§ Task
From the entries below, please gather each line containing the string "hikoya".

§ Data listing
****************************************
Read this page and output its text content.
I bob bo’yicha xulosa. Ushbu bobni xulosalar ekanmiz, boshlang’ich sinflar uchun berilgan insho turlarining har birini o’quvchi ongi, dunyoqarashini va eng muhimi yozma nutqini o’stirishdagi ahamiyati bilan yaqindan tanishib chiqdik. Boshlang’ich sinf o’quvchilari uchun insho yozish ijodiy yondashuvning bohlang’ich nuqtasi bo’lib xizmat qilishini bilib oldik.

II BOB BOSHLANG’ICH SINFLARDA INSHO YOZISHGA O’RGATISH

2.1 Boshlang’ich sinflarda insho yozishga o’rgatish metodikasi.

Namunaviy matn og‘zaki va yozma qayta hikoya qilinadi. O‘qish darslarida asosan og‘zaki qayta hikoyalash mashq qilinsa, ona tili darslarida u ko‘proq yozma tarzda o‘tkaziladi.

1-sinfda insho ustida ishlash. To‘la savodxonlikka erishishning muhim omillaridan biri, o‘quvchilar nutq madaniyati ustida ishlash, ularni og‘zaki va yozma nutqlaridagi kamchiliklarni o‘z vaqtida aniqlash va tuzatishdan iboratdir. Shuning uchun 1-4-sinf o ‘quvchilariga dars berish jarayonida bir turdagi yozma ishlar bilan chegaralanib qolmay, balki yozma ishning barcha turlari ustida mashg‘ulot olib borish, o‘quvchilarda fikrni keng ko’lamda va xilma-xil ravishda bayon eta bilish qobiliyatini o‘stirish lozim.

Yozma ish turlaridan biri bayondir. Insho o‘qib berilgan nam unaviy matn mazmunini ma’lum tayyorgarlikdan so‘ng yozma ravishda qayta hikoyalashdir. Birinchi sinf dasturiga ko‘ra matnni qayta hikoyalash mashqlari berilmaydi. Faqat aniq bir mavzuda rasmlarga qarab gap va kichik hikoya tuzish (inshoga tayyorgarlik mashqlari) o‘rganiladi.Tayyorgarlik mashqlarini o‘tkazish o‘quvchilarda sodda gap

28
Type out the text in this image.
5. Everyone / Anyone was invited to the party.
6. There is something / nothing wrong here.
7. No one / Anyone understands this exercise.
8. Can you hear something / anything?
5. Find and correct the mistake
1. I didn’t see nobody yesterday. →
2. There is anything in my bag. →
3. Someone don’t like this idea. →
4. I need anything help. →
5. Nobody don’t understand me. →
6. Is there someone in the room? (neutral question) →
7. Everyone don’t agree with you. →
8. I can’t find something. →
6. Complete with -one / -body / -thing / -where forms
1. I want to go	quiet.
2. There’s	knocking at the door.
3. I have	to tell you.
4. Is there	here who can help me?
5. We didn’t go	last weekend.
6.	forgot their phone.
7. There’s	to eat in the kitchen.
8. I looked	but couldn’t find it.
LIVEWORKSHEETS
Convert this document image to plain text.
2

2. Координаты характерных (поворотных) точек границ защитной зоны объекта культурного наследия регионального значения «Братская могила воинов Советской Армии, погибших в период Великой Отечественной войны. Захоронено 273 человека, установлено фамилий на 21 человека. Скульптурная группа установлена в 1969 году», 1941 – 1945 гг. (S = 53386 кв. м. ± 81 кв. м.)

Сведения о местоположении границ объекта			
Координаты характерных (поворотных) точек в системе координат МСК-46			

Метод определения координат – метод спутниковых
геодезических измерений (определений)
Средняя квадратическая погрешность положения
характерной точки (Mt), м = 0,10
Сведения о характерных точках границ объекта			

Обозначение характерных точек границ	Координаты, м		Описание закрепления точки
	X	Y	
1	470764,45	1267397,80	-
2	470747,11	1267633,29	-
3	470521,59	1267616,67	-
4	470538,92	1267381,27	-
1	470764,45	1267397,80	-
****************************************
§ Response below
Namunaviy matn og‘zaki va yozma qayta hikoya qilinadi. O‘qish darslarida asosan og‘zaki qayta hikoyalash mashq qilinsa, ona tili darslarida u ko‘proq yozma tarzda o‘tkaziladi.
Yozma ish turlaridan biri bayondir. Insho o‘qib berilgan nam unaviy matn mazmunini ma’lum tayyorgarlikdan so‘ng yozma ravishda qayta hikoyalashdir. Birinchi sinf dasturiga ko‘ra matnni qayta hikoyalash mashqlari berilmaydi. Faqat aniq bir mavzuda rasmlarga qarab gap va kichik hikoya tuzish (inshoga tayyorgarlik mashqlari) o‘rganiladi.Tayyorgarlik mashqlarini o‘tkazish o‘quvchilarda sodda gap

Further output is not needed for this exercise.